**TAREFAS PROPOSTAS**:
• a. No excerto sobre o casal Valadares, enumere, por favor, tudo o que se diz que as coisas acontecidas em França não fizeram a Valadares.
• b. Prossiga o excerto sobre o casal Valadares a partir da sua última frase.

Em França aconteceram-lhe coisas - um casamento com uma rapariga estouvada, segundo os modelos da aldeia, arquitectado pelo sogro, e com esse casamento veio o dinheiro - das quais não foi efectivo protagonista e que não tiveram impacto interior, não mudaram a sua forma de ver o mundo, não o libertaram das pequenas mitologias aldeãs com que tinha crescido. É este casal inesperado que é transportado para o universo fechado da aldeia transmontana. Ela vinda de um mundo radicalmente diferente, um mundo que não lhe permite sequer compreender a natureza daquele onde cai. Ele persistindo no que era, trazendo apenas apontamentos dessa vida em França não como manifestação de uma mudança de si, mas como forma de sublinhar a sua nova importância no universo social da aldeia.

A estranheza de Louise, a mulher de Valadares, e a riqueza e pretensões deste vão chocar com o mundo organizado e estruturado da aldeia. A dissonância do casal não conduz à interrogação das consciências e à confrontação com outras formas de habitar o mundo, mas ao exacerbar das atitudes arcaicas e ao reafirmar das práticas perversas que confirmam a solidez da identidade cultural daquela comunidade. A cena da explosão do cio colectivo provocada por Louise ilumina essa perversa solidez identitária. A fuga do casal, envolto no mais puro ridículo, é o resultado final a que conduziu a equívoca busca de reconhecimento do pobre emigrante, daquele que, apesar de algumas aparências diferentes, se mantém estruturalmente fiel ao universo de onde partiu, universo que, contudo, já não o aceita. Abel Valadares é uma figuração de uma demanda de si condenada ao fracasso, pois baseada apenas em factores de ordem social e no retocar da máscara. Retocada esta com elementos estranhos, a comunidade apenas detecta a dissonância e, movida pela sua natureza cruel e impiedosa, pulveriza as pobres pretensões do emigrante bem sucedido.

3. Uma visão de Portugal

Quem conhecer um pouco da História de Portugal não pode deixar de estabelecer uma curiosa analogia entre o casal Valadares e a história dos estrangeirados na cultura portuguesa. De tempos a tempos, a natureza castiça da nossa cultura - científica ou literária - era desafiada pelos chamados estrangeirados. Estes traziam uma novidade, mas esta caía num meio que em vez de ver nela um desafio que propunha renovação e metamorfose, apenas procurava assimilá-la de forma a que não alterasse o fundo do casticismo vigente. De certa forma, Louise é essa imagem de uma novidade desafiante ao nível dos costumes e da economia do desejo. A forma como foi acolhida é uma bela alegoria das dificuldades que, durante muitos séculos, teve a cultura portuguesa de dialogar com o universal proveniente de outras paragens.

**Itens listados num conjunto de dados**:
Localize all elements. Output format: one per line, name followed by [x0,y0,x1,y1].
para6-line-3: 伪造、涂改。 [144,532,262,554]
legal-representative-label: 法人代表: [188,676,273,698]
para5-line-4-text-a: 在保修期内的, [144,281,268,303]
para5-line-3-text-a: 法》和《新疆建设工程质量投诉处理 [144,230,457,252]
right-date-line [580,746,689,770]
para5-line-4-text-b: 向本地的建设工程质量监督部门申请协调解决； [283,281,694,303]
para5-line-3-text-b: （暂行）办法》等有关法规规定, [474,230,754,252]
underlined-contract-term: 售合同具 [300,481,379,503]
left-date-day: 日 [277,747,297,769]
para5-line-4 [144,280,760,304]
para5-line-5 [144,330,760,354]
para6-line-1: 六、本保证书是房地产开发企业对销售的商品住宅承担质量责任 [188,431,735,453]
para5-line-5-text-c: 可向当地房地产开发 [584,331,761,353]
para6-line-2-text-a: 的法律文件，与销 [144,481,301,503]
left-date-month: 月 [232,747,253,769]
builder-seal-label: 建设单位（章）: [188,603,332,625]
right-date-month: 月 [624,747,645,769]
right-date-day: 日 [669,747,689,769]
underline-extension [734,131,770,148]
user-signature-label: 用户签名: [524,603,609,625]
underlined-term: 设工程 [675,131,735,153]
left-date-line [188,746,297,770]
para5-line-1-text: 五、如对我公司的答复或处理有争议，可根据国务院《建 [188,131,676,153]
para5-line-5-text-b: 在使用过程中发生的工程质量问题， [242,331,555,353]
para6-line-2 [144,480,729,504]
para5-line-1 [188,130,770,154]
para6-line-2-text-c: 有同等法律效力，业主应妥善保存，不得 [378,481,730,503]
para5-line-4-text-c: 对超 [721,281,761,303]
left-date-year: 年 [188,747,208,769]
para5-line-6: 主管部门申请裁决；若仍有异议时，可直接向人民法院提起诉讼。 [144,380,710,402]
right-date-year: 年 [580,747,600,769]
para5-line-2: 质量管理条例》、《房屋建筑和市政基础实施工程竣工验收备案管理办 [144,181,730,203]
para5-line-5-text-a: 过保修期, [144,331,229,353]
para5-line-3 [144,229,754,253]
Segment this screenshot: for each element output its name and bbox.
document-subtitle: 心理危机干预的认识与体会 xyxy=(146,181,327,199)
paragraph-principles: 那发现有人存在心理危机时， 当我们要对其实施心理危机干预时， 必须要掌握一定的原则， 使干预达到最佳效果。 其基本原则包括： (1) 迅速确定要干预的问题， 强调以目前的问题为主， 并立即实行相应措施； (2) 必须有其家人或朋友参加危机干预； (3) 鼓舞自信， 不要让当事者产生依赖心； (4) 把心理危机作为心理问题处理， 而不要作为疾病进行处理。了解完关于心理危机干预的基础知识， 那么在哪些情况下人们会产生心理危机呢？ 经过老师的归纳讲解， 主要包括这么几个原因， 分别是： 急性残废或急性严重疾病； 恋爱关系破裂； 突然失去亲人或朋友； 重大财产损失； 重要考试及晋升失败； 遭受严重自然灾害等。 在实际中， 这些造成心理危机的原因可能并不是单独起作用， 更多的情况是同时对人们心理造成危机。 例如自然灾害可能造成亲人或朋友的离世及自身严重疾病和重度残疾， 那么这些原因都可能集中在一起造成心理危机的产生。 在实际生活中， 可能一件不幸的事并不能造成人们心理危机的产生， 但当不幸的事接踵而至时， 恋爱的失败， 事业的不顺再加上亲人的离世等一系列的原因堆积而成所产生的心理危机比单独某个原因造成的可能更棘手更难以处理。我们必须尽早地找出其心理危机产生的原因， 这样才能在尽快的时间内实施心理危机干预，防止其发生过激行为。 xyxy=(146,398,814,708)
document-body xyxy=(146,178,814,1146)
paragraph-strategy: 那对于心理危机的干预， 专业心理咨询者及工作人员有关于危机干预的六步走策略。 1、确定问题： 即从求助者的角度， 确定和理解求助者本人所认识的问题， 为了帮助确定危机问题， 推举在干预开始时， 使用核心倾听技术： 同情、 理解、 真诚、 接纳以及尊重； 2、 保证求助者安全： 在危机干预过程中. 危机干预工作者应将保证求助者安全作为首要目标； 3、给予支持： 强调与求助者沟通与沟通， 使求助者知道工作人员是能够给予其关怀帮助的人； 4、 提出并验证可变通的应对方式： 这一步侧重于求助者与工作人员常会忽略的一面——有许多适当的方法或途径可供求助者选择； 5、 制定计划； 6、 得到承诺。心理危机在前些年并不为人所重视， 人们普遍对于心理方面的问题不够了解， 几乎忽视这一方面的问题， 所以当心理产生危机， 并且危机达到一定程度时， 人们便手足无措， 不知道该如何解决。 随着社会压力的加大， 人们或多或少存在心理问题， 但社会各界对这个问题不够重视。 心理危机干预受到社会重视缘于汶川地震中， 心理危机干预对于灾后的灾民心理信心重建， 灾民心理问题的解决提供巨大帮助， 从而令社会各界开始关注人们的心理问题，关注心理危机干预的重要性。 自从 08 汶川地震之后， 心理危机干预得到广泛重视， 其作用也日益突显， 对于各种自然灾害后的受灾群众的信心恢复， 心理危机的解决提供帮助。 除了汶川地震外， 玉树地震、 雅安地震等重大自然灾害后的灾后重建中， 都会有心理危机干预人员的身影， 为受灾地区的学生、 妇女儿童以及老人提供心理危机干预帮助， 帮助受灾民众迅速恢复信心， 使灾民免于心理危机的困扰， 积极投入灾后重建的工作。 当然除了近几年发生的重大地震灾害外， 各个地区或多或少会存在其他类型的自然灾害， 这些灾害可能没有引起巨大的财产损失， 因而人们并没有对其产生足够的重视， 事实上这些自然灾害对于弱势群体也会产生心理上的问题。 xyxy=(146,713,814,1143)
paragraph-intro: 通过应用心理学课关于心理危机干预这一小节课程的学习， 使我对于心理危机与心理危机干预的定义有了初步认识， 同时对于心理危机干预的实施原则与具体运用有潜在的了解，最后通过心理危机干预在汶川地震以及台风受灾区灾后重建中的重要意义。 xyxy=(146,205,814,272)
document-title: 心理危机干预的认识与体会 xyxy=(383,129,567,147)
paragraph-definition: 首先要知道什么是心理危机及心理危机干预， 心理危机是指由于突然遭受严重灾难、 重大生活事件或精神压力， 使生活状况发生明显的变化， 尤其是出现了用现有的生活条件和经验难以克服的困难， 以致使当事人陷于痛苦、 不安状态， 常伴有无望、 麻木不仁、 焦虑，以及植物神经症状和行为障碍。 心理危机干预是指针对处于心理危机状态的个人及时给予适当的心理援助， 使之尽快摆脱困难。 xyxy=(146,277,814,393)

**RESPOSTAS**:
• a.
Não tiveram impacto interior.
Não mudaram a sua forma de ver o mundo.
Não o libertaram das pequenas mitologias aldeãs com que tinha crescido.

• b.
O Portugal de O Rebate vem na continuidade do Portugal de A Cidade e as Serras, de Eça de Queiroz. Onde, todavia, Eça mitifica e prodigaliza de virtudes essa cultura particular e castiça, Rentes de Carvalho desconstrói e manifesta a sua natureza distópica e totalitária. Esse Portugal ruralizado não é apenas um país tecnologicamente atrasado, mas um universo mesquinho, cruel e doentio. O Rebate é, em última análise, o diagnóstico, com a crua exposição dos sintomas, de uma doença que corrói o país.

Fará ainda sentido, passados 40 anos da publicação original e com as transformações sociais e políticas que ocorreram, ler Portugal através desta obra? Se se abandonar a descrição totalitária e nos concentrarmos na natureza da cultura, descobrimos que, para lá do verniz que os mass media e a integração na União Europeia trouxeram, dificilmente se deixa de ser aquilo que se é. Os campos despovoaram-se, as cidades encheram-se, bem como as escolas e as universidades. Isso significa, porém, que o campo invadiu a cidade, tomou conta das escolas e transformou a universidade naquilo que se vê nas Queimas das Fitas, nos espectáculos de música pimba que tanto alegram os nossos estudantes e nas monumentais bebedeiras a que se entregam. A aldeia desapareceu para invadir tudo e de tudo tomar conta. A dinâmica da perversidade que Rentes de Carvalho retratou disseminou-se e age difusamente até naqueles sítios onde a imparcialidade e a universalidade deveriam ser a pedra-de-toque.